BEGIN Source extract
I have been the most stoic resistor to the notion of massive OS reservations. However, if all the rumours and noises are saying that, it's time to reconsider rather than indulge in denial. What exactly is a console OS? I mentioned Orbis's significant 512 MB OS footprint, and if that includes all the features of the PS3 optional functions that consumed significant MBs (things like Friend List taking 20 MBs, Voice Chat taking 20 MBs, all on top of the OS reservation), it's not such a huge chunk relative to PS3.
So what could 3 GBs be? Maybe there's 1 GB HDD cache, handled by the OS? Maybe enough for a webpage for in-game guides? There's going to be something taken up by Kinect and voice recognition. IIRC they are more data driven than processing driven.
In short though, I think it's time to remind ourselves these are consoles are the OS will be console-centric, serving needs that we don't associate with PCs and smart-devices.
Assuming the AMD APU has an ARM core because of TrustZone. There will probably be some overhead managing and running secure OS services. This may also include disk cache, security services for PSN/XBL, HDD and BR.
Then, the device drivers for sensors, assorted controllers (natural interfaces or otherwise), and wireless/second displays.
Plus user-mode layers and apps such as the web browser, in-game XMB.
iOS fit most of these functionality + apps under 1GB. Android did so under 2GB. So most of the extra memory should be for data. Perhaps LiveWall "panoramic view" buffers. For Sony's case, whatever their OmniViewer takes.
END Source extract
Apply what you read:
A: Retype the part of the console OS post that begins at the words "In short though, I" and stops after "PCs and smart-devices.".
B: List each distinct memory size that the console OS post mentions, giving each size once.
BEGIN Raw data
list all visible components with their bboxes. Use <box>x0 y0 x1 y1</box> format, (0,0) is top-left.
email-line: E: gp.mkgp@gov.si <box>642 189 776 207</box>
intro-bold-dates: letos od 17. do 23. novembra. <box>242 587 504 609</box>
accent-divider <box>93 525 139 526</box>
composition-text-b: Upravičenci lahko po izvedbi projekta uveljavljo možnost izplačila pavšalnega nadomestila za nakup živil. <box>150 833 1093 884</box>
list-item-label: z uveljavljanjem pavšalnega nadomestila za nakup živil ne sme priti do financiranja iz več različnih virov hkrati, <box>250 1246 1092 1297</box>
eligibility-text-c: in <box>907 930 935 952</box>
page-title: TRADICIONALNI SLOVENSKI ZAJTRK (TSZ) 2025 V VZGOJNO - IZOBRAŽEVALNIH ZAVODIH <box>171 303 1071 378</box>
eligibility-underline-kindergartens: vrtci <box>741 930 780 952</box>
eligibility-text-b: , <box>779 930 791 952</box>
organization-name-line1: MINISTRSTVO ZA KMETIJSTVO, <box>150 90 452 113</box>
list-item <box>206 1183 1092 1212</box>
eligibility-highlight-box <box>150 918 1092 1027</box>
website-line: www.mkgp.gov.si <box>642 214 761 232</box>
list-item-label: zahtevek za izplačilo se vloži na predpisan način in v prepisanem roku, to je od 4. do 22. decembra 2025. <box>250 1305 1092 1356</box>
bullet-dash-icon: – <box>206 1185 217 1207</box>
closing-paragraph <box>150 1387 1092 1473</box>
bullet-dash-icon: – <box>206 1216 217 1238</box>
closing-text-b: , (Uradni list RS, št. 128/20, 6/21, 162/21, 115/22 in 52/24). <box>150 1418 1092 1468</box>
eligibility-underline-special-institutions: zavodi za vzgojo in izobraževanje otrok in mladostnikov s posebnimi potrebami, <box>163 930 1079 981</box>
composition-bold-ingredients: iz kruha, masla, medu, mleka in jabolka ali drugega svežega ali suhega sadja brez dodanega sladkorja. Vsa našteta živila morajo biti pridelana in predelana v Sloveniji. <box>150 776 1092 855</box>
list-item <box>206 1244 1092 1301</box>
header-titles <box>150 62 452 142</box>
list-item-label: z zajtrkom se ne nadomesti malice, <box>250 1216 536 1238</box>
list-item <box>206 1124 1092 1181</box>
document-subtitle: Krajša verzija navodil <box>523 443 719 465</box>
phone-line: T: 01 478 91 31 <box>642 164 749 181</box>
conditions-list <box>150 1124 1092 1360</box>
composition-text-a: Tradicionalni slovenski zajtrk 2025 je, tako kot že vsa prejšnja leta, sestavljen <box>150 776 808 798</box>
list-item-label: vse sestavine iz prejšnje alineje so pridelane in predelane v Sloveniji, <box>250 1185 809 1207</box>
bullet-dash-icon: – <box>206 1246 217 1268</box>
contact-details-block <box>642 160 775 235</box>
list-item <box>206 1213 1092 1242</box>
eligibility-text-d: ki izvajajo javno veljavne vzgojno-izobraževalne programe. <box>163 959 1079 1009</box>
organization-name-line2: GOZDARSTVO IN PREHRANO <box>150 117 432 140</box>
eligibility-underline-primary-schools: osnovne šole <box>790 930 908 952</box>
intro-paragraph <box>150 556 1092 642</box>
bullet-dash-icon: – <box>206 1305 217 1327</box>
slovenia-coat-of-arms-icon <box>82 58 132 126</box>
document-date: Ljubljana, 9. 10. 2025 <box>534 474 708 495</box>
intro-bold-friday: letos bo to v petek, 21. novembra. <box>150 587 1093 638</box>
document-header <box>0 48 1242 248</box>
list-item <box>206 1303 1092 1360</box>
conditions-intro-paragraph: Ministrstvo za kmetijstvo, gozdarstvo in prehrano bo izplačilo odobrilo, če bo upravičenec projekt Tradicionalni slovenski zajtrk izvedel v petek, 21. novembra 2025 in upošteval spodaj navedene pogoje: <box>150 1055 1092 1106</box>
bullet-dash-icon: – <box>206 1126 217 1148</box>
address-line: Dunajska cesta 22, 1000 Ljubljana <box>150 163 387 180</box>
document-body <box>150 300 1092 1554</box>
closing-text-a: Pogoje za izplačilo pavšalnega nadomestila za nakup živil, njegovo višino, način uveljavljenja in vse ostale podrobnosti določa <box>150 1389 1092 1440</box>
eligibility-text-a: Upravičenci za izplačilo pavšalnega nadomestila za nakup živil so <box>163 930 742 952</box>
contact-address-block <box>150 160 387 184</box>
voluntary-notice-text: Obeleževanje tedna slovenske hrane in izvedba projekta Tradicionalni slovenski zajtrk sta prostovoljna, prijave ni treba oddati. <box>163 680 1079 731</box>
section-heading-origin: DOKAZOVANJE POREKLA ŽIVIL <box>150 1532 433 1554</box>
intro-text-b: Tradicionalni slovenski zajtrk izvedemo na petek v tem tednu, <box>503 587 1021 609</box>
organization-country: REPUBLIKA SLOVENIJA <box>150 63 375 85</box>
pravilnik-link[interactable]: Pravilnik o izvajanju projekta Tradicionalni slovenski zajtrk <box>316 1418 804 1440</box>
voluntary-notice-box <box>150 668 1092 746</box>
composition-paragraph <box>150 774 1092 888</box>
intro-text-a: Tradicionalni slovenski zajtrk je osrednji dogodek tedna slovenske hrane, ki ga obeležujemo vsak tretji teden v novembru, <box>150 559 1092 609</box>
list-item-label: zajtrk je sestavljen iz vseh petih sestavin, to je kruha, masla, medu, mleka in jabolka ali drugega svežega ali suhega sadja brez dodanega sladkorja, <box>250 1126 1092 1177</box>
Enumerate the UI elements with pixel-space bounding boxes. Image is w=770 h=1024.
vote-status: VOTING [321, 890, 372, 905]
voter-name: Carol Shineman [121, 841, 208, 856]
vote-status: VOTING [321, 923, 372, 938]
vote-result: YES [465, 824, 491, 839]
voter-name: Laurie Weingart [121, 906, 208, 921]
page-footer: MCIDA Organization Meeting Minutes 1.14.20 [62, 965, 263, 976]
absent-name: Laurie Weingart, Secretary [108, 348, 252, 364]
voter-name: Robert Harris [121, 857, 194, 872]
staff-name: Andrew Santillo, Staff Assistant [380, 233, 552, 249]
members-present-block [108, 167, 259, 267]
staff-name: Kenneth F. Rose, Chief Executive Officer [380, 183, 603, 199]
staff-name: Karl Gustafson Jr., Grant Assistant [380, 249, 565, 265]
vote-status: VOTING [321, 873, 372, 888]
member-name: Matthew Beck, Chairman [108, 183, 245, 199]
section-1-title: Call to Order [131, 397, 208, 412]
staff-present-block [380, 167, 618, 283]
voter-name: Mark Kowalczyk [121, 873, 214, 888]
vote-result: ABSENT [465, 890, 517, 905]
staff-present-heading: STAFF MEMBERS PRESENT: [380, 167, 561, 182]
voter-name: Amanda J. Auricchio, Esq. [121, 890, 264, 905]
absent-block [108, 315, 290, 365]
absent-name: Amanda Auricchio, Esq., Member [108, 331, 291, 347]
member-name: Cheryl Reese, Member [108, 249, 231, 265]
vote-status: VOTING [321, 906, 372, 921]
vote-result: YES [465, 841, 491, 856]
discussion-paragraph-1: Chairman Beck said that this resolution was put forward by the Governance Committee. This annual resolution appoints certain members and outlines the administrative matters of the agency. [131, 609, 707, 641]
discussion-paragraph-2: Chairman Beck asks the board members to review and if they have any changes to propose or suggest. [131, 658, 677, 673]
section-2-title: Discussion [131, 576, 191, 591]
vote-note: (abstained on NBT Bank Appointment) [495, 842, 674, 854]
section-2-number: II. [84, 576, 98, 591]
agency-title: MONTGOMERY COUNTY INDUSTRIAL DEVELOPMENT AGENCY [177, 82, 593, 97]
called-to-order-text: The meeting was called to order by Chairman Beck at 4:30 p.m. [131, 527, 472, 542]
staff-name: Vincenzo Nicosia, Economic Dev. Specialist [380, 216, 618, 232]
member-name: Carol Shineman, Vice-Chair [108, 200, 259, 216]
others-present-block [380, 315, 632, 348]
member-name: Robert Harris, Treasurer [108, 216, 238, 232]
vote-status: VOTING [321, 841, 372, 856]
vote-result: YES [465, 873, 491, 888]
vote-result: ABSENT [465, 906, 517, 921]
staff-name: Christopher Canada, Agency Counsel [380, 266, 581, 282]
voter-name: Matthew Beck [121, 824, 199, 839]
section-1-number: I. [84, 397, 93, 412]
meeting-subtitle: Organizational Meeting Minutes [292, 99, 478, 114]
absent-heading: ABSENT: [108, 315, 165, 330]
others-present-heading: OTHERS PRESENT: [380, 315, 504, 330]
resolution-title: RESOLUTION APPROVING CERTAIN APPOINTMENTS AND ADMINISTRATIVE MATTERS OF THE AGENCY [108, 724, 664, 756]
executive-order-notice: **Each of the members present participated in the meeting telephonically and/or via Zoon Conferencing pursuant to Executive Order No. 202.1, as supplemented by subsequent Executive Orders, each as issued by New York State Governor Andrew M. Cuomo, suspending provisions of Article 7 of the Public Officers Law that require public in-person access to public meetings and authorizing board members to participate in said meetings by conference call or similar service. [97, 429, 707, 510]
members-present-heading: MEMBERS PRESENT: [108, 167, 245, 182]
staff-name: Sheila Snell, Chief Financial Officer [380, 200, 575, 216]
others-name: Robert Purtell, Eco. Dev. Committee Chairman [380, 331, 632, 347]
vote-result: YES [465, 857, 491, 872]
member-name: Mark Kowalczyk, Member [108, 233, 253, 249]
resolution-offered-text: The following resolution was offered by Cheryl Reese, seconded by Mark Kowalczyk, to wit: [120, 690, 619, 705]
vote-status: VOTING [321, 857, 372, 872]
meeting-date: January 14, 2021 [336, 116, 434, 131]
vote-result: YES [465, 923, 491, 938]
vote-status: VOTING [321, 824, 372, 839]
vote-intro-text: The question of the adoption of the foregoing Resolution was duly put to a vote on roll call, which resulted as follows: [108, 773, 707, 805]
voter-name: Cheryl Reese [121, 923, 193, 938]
END Raw data
List of solutions:
A:
In short though, I think it's time to remind ourselves these are consoles are the OS will be console-centric, serving needs that we don't associate with PCs and smart-devices.

B:
512 MB
20 MB
3 GB
1 GB
2 GB